■ Goal of the exercise
Write out the material again word for word, dropping any images it holds.

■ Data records

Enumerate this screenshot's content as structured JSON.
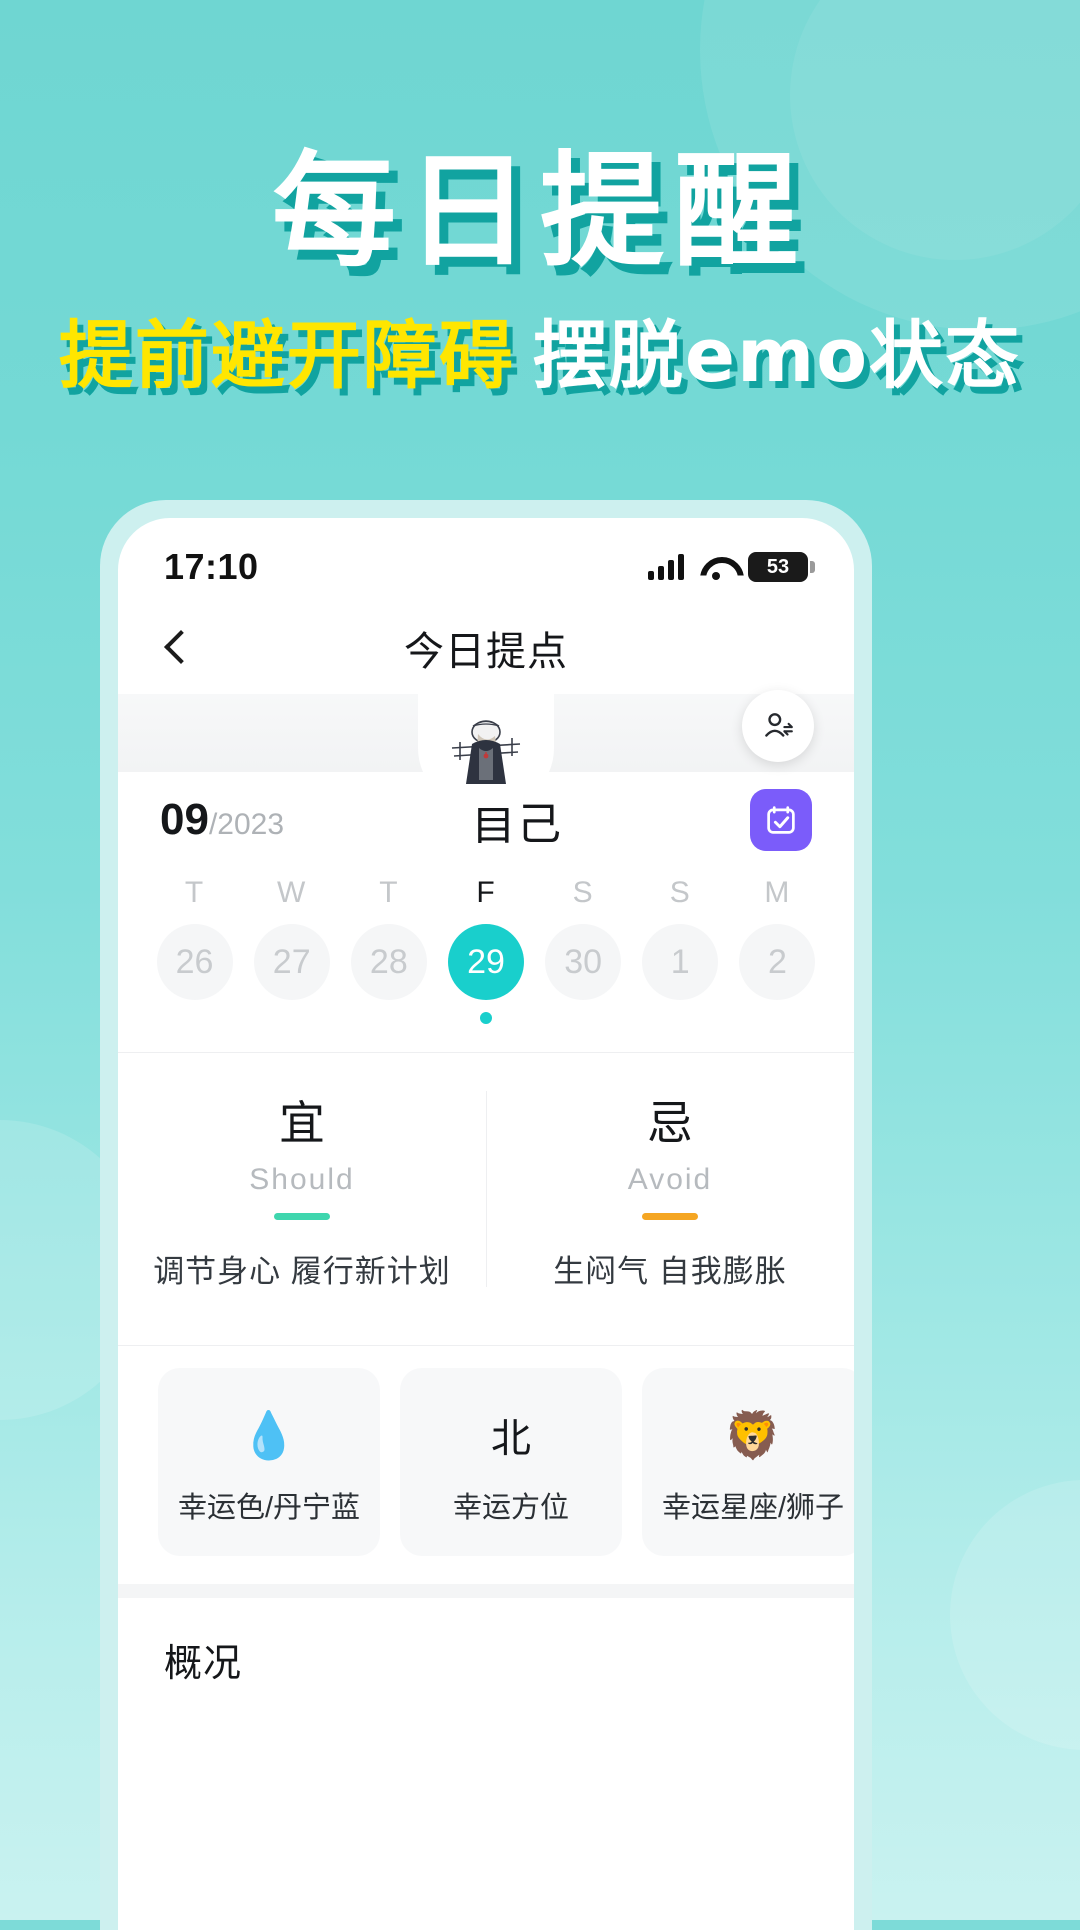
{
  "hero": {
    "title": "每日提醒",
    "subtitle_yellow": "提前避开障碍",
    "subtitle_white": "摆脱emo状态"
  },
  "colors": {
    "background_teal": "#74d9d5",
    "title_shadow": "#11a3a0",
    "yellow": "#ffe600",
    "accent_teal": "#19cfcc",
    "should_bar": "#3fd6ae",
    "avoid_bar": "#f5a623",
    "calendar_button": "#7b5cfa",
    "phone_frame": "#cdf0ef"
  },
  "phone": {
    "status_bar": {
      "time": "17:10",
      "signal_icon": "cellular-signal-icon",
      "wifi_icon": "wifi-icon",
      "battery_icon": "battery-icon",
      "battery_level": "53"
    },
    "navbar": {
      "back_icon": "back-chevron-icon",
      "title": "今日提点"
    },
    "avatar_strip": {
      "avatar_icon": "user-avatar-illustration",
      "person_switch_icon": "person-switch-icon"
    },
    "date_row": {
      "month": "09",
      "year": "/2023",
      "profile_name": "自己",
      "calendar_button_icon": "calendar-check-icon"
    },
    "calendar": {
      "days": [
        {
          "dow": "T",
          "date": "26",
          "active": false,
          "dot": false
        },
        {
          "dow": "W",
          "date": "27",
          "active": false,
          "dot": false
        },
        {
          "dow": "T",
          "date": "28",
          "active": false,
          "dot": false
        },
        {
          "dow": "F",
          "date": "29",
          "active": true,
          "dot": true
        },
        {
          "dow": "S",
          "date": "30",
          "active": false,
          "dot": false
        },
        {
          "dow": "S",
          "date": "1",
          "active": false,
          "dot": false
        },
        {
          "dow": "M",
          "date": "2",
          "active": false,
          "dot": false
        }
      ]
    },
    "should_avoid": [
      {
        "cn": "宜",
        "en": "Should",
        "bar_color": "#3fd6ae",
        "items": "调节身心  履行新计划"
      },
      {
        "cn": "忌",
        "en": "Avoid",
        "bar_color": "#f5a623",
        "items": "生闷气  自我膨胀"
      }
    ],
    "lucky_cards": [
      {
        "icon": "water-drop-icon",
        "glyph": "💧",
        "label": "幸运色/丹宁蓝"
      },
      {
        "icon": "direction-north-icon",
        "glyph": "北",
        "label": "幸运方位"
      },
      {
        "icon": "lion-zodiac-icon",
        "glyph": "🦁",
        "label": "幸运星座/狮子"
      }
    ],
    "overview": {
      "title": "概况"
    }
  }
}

■ Result of the task
Enumerate this screenshot's content as structured JSON.
{
  "hero": {
    "title": "每日提醒",
    "subtitle_yellow": "提前避开障碍",
    "subtitle_white": "摆脱emo状态"
  },
  "colors": {
    "background_teal": "#74d9d5",
    "title_shadow": "#11a3a0",
    "yellow": "#ffe600",
    "accent_teal": "#19cfcc",
    "should_bar": "#3fd6ae",
    "avoid_bar": "#f5a623",
    "calendar_button": "#7b5cfa",
    "phone_frame": "#cdf0ef"
  },
  "phone": {
    "status_bar": {
      "time": "17:10",
      "signal_icon": "cellular-signal-icon",
      "wifi_icon": "wifi-icon",
      "battery_icon": "battery-icon",
      "battery_level": "53"
    },
    "navbar": {
      "back_icon": "back-chevron-icon",
      "title": "今日提点"
    },
    "avatar_strip": {
      "avatar_icon": "user-avatar-illustration",
      "person_switch_icon": "person-switch-icon"
    },
    "date_row": {
      "month": "09",
      "year": "/2023",
      "profile_name": "自己",
      "calendar_button_icon": "calendar-check-icon"
    },
    "calendar": {
      "days": [
        {
          "dow": "T",
          "date": "26",
          "active": false,
          "dot": false
        },
        {
          "dow": "W",
          "date": "27",
          "active": false,
          "dot": false
        },
        {
          "dow": "T",
          "date": "28",
          "active": false,
          "dot": false
        },
        {
          "dow": "F",
          "date": "29",
          "active": true,
          "dot": true
        },
        {
          "dow": "S",
          "date": "30",
          "active": false,
          "dot": false
        },
        {
          "dow": "S",
          "date": "1",
          "active": false,
          "dot": false
        },
        {
          "dow": "M",
          "date": "2",
          "active": false,
          "dot": false
        }
      ]
    },
    "should_avoid": [
      {
        "cn": "宜",
        "en": "Should",
        "bar_color": "#3fd6ae",
        "items": "调节身心  履行新计划"
      },
      {
        "cn": "忌",
        "en": "Avoid",
        "bar_color": "#f5a623",
        "items": "生闷气  自我膨胀"
      }
    ],
    "lucky_cards": [
      {
        "icon": "water-drop-icon",
        "glyph": "💧",
        "label": "幸运色/丹宁蓝"
      },
      {
        "icon": "direction-north-icon",
        "glyph": "北",
        "label": "幸运方位"
      },
      {
        "icon": "lion-zodiac-icon",
        "glyph": "🦁",
        "label": "幸运星座/狮子"
      }
    ],
    "overview": {
      "title": "概况"
    }
  }
}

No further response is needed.